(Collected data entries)
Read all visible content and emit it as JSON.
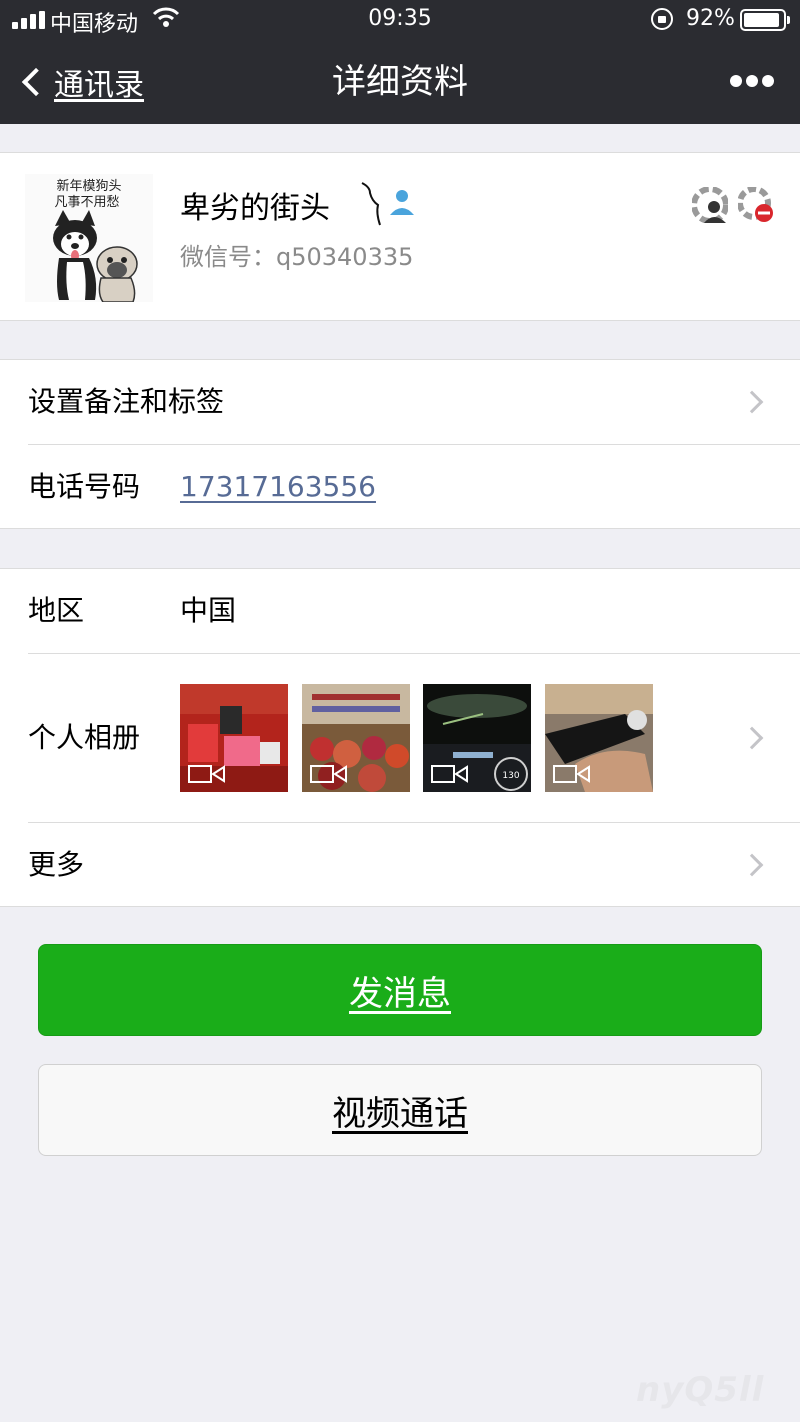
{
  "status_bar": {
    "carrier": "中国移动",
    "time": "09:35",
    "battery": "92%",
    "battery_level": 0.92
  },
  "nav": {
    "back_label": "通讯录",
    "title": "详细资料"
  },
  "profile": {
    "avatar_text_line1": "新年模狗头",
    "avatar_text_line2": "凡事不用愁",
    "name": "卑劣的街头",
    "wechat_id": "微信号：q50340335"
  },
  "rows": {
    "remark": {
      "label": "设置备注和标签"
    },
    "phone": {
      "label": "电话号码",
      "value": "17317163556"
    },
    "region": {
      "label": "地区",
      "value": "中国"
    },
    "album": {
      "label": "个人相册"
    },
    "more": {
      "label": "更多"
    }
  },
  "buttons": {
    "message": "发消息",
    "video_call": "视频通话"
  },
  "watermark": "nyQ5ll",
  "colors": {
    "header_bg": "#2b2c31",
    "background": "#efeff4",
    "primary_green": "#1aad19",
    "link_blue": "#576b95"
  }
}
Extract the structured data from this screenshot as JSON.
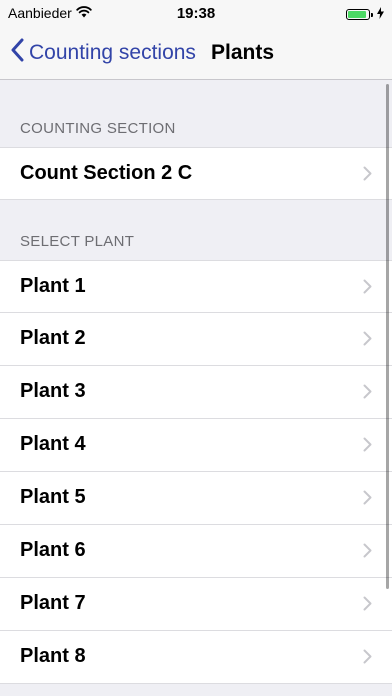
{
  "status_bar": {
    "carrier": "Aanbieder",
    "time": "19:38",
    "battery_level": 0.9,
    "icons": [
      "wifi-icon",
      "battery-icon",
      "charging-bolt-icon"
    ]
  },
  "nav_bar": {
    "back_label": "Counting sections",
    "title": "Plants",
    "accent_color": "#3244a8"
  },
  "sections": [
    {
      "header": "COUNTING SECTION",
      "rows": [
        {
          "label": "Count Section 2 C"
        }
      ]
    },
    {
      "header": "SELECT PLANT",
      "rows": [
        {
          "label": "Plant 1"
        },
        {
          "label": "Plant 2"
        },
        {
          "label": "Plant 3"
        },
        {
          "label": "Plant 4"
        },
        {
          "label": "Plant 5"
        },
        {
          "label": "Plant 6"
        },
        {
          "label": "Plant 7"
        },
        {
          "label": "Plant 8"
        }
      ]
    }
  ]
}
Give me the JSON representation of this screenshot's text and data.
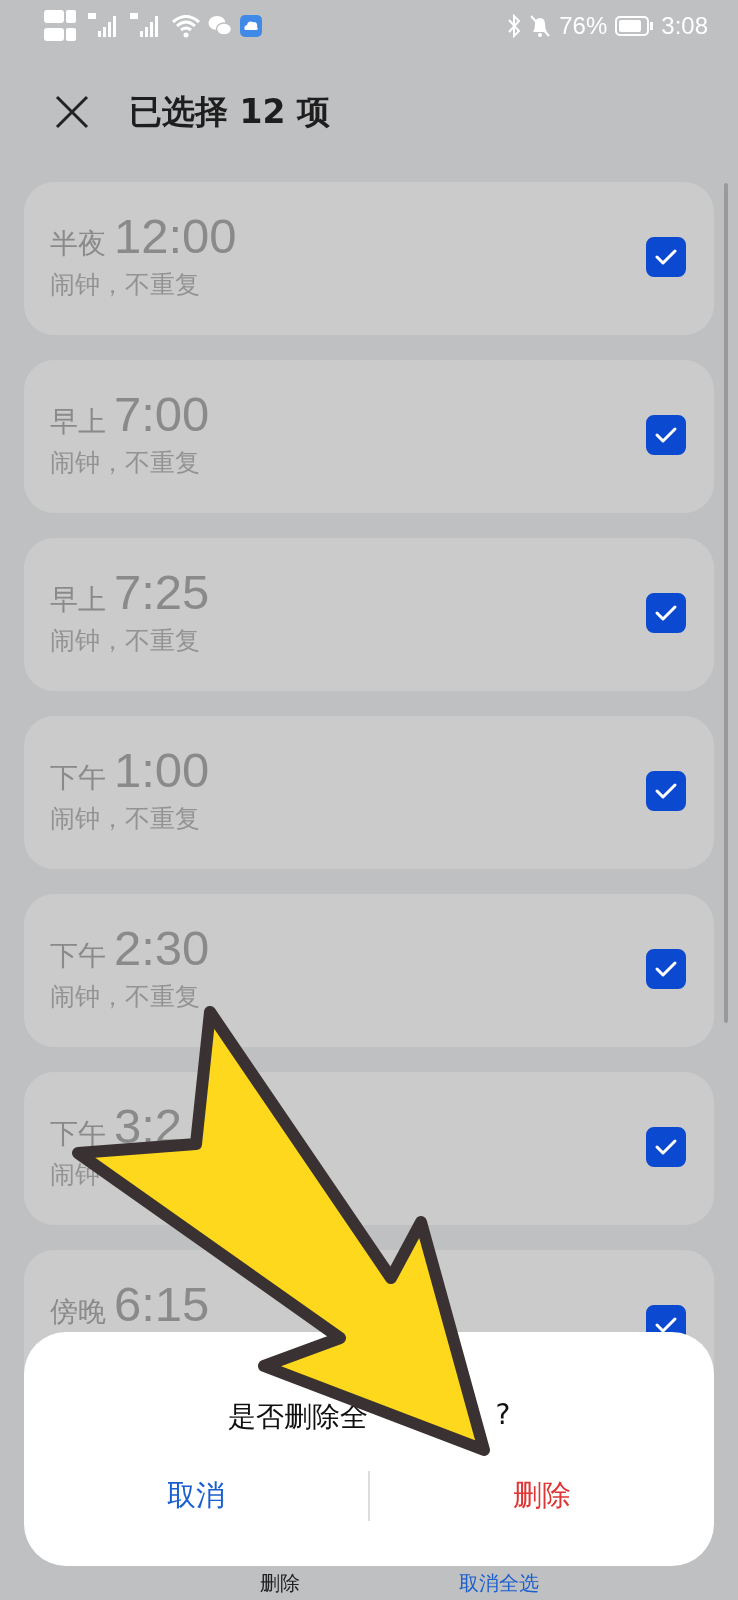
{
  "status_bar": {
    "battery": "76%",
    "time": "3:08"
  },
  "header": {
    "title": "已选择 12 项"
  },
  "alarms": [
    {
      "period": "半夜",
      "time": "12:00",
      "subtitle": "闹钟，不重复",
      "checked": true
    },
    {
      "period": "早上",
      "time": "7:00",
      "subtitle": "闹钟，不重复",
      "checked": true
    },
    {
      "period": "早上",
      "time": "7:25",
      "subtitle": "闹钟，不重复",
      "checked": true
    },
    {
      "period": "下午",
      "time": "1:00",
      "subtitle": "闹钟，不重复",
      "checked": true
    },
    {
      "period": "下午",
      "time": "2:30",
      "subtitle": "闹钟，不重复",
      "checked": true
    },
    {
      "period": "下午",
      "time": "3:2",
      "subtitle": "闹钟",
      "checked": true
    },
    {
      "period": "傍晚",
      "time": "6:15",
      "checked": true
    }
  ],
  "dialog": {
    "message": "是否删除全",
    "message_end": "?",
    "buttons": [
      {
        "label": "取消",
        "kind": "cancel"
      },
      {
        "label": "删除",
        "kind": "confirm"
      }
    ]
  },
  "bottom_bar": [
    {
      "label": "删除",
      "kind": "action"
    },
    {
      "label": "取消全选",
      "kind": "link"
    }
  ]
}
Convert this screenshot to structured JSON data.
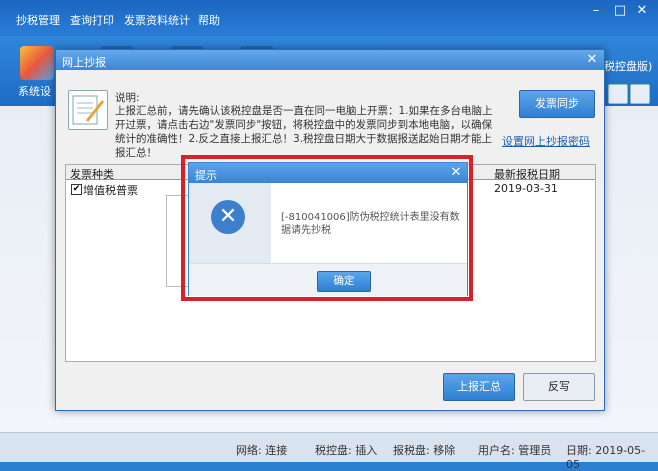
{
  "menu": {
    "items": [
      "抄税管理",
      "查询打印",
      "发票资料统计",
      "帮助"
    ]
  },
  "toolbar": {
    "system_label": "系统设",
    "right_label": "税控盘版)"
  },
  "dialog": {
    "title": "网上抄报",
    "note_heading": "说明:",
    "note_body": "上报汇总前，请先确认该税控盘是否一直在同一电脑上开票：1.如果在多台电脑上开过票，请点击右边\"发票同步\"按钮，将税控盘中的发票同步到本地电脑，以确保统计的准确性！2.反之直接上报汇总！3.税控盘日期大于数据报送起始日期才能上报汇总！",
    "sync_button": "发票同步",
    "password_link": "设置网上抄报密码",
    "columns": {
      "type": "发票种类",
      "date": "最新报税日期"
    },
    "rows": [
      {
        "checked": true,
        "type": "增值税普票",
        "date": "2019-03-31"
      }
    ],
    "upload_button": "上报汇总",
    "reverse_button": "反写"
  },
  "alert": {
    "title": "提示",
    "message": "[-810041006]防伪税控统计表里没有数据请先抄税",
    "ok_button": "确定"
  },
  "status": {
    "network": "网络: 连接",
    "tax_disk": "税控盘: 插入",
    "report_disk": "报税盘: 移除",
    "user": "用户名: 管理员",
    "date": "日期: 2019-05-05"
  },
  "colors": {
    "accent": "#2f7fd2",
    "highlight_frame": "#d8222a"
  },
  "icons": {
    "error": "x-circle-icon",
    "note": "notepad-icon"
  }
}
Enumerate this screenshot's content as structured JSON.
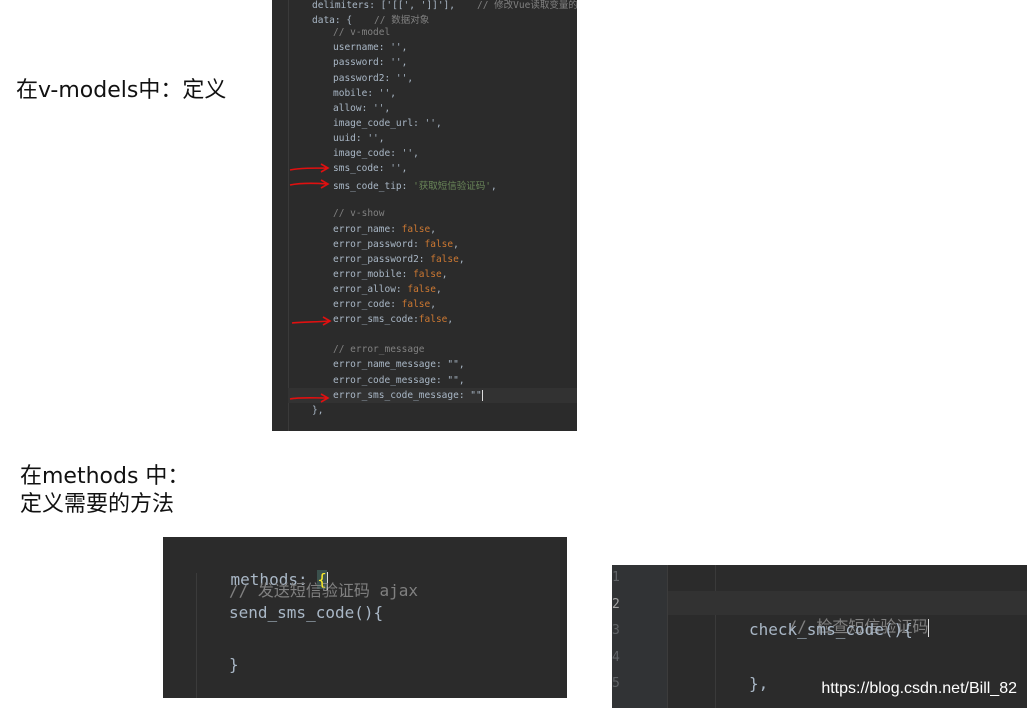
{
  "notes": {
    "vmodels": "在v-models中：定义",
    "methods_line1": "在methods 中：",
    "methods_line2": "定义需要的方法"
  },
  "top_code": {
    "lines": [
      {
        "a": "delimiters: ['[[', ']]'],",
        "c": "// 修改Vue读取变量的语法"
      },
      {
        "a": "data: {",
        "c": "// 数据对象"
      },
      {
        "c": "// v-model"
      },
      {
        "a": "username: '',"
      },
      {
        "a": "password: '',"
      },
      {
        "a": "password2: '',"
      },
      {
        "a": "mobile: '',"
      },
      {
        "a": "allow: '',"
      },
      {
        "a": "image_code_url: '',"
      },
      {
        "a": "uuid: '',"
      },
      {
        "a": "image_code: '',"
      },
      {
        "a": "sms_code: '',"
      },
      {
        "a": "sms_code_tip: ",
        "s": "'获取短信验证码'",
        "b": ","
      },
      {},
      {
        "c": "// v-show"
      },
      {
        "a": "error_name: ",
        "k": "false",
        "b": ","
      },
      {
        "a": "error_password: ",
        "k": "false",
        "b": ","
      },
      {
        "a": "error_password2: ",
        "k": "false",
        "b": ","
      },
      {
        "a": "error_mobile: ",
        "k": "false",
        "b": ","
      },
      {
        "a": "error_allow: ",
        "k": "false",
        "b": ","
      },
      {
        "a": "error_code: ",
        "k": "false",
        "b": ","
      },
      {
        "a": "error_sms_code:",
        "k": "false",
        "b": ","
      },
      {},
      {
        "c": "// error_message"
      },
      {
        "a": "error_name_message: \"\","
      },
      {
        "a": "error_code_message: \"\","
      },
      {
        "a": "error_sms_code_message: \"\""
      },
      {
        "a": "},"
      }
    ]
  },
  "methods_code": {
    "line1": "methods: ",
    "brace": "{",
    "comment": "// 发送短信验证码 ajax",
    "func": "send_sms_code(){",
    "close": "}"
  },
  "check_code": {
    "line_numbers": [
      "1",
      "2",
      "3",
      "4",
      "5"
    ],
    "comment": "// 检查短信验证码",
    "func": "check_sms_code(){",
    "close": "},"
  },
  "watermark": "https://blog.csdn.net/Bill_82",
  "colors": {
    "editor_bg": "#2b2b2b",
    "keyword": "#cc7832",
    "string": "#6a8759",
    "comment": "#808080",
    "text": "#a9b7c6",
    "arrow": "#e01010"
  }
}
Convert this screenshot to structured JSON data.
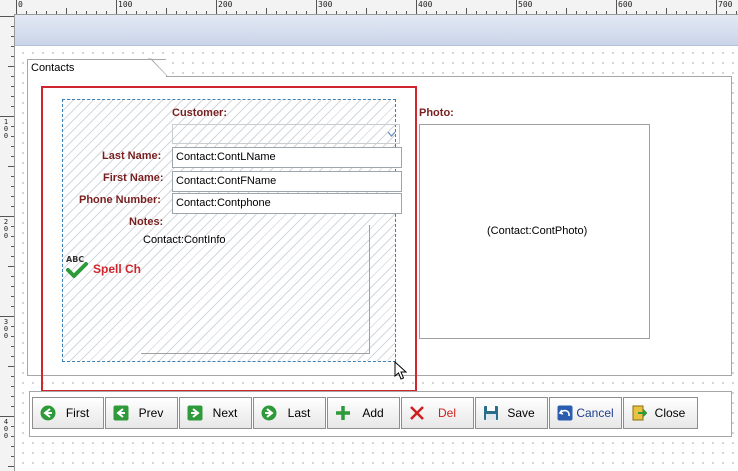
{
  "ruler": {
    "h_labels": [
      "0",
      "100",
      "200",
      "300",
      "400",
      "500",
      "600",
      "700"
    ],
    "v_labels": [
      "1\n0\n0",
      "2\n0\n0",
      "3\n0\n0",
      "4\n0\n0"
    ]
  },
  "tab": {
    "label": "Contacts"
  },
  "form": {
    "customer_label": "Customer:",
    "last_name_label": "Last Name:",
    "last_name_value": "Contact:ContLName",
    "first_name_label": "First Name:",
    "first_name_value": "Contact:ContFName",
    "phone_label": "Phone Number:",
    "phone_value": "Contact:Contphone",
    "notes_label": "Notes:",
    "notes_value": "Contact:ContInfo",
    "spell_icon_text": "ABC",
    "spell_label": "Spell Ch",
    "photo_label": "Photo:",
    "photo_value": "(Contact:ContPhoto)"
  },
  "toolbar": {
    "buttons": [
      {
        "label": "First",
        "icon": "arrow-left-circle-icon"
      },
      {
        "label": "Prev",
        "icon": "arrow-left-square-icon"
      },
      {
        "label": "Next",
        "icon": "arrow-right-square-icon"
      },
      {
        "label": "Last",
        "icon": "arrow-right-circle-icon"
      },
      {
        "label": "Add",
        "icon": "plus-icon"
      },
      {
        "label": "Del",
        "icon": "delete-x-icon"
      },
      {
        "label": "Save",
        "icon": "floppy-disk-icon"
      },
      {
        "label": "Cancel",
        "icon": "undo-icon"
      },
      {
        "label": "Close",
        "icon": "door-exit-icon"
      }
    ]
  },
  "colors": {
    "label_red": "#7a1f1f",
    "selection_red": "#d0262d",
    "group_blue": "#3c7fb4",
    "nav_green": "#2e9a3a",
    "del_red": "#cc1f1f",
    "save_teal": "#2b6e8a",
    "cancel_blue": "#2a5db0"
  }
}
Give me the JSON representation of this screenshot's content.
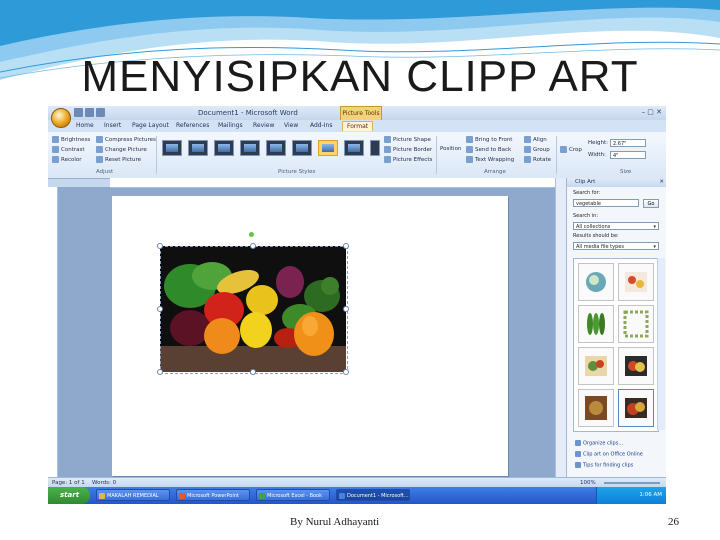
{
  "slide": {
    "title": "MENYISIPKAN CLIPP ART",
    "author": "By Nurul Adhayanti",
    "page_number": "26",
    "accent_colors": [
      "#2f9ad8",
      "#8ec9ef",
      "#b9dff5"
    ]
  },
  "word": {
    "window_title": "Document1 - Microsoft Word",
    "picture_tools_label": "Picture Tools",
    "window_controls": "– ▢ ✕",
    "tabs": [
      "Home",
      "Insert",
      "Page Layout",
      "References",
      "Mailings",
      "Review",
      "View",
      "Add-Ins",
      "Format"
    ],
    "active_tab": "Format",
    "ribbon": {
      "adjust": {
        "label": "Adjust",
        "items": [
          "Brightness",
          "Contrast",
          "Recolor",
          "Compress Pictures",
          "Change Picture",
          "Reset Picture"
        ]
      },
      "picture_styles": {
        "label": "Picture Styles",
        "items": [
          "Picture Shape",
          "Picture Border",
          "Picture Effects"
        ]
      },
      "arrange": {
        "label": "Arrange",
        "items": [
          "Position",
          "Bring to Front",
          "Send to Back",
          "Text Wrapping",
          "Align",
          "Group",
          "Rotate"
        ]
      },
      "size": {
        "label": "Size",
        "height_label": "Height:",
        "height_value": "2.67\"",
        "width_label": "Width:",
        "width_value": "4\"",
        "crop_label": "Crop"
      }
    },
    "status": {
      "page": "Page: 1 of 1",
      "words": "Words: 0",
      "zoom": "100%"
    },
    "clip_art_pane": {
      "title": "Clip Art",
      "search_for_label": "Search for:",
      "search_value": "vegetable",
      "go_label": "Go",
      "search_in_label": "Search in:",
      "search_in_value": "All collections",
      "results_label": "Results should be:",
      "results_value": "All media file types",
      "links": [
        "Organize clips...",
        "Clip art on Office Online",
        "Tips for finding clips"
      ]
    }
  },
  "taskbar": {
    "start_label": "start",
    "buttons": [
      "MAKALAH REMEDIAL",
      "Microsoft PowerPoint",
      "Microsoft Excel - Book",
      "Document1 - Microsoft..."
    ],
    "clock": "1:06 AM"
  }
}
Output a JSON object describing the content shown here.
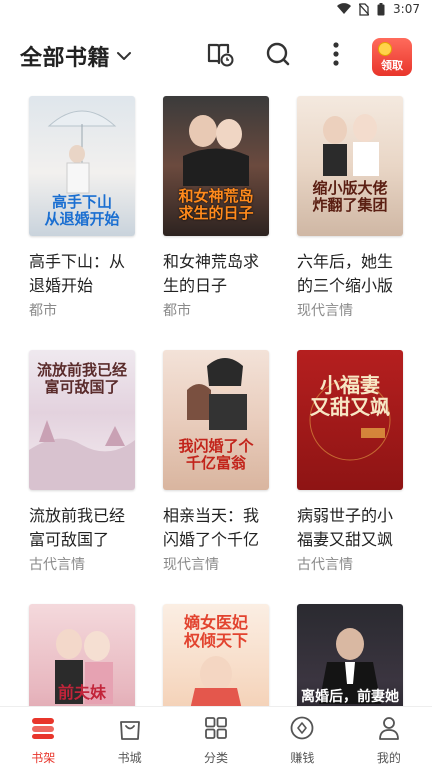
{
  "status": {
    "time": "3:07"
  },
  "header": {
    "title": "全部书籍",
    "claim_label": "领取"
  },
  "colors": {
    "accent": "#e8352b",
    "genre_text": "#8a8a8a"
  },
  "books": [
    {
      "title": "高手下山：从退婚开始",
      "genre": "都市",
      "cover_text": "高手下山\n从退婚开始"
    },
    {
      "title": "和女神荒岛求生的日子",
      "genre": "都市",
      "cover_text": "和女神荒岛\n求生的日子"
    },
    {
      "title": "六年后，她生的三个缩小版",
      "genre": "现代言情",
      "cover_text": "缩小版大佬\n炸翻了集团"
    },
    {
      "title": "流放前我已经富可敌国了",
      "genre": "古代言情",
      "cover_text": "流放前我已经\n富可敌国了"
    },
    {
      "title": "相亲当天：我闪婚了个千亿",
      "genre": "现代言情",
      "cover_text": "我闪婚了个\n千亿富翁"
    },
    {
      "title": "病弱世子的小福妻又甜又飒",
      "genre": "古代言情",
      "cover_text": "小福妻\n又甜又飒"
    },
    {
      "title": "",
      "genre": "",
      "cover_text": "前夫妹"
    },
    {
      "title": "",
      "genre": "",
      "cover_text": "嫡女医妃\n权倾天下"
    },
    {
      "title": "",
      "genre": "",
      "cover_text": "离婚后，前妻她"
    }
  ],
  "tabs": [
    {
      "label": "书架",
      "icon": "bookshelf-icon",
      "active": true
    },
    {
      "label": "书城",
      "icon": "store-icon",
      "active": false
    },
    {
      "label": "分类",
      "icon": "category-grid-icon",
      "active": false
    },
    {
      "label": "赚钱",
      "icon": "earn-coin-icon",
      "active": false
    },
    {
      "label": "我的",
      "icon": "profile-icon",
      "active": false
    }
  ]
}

### SHORT PROBLEM
Each line that holds the word "this" should be extracted from the records.

### REPLY TO THE TASK
Extract the structured data from this screenshot as JSON.
Give me the JSON representation of this screenshot's text and data.
Convert this screenshot to structured JSON data.
Enumerate this screenshot's content as structured JSON.
Convert this screenshot to structured JSON data.
Give me the JSON representation of this screenshot's content.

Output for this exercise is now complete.